Locate the lines that hold the string "аренды". Copy every such line.

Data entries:

⁂

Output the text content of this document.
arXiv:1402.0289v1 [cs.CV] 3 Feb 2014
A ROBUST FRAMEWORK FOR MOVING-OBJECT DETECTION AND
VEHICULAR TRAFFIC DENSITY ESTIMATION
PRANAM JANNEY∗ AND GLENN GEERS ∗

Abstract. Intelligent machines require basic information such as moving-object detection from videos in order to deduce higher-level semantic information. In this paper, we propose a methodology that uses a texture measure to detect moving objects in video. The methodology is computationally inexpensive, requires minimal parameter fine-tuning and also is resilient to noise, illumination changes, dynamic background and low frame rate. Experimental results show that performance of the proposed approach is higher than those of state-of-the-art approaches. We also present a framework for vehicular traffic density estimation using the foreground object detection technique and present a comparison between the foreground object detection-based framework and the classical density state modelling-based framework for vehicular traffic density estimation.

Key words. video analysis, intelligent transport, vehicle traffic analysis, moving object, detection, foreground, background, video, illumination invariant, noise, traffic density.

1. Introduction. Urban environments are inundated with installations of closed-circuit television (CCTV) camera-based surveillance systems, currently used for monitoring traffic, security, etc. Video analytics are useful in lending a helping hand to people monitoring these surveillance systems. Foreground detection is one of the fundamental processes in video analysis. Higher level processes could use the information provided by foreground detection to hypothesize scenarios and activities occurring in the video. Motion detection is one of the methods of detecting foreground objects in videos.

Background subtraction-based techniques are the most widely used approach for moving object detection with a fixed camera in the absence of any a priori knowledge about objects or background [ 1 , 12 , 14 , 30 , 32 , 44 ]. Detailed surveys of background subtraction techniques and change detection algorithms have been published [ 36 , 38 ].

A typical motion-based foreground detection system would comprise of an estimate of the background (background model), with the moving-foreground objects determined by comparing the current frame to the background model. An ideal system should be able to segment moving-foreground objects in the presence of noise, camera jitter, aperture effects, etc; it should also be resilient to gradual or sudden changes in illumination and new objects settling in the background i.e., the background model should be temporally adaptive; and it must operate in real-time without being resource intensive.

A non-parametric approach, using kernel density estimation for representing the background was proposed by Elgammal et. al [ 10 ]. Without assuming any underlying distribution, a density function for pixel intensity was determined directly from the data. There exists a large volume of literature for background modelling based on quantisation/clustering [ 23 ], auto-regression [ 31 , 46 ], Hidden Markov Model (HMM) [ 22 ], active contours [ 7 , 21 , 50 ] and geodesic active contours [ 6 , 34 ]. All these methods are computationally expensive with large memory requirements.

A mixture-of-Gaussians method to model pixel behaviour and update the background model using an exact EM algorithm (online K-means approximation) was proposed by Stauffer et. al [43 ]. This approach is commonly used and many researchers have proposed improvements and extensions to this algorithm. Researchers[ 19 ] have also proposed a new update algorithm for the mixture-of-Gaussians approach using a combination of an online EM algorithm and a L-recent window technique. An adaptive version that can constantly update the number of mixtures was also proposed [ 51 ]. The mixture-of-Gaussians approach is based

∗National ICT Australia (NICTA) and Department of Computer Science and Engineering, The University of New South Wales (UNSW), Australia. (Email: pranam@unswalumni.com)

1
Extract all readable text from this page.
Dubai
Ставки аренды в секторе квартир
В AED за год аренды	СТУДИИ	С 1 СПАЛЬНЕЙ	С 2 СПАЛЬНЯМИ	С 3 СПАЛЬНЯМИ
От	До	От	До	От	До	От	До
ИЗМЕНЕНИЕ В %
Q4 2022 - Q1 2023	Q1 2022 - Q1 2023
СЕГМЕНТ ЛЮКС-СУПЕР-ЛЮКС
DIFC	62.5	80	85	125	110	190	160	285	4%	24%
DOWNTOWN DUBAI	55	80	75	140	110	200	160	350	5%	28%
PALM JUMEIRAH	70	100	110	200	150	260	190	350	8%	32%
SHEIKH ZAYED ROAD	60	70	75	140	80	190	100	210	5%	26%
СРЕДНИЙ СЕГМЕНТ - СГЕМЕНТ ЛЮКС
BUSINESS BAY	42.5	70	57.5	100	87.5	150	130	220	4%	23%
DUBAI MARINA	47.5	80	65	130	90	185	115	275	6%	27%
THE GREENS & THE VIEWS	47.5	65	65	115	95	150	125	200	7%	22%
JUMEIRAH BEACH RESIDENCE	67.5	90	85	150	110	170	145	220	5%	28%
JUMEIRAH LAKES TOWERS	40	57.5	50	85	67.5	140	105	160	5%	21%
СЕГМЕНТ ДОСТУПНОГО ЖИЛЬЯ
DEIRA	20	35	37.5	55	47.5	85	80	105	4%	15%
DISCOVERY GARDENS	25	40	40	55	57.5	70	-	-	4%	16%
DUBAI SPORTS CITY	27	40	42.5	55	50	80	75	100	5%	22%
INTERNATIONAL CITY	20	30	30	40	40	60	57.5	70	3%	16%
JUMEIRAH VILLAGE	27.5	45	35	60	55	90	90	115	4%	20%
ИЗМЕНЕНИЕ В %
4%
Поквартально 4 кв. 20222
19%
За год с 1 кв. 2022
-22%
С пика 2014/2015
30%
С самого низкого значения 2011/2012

⁂

IN RESPONSE
Ставки аренды в секторе квартир
В AED за год аренды	СТУДИИ	С 1 СПАЛЬНЕЙ	С 2 СПАЛЬНЯМИ	С 3 СПАЛЬНЯМИ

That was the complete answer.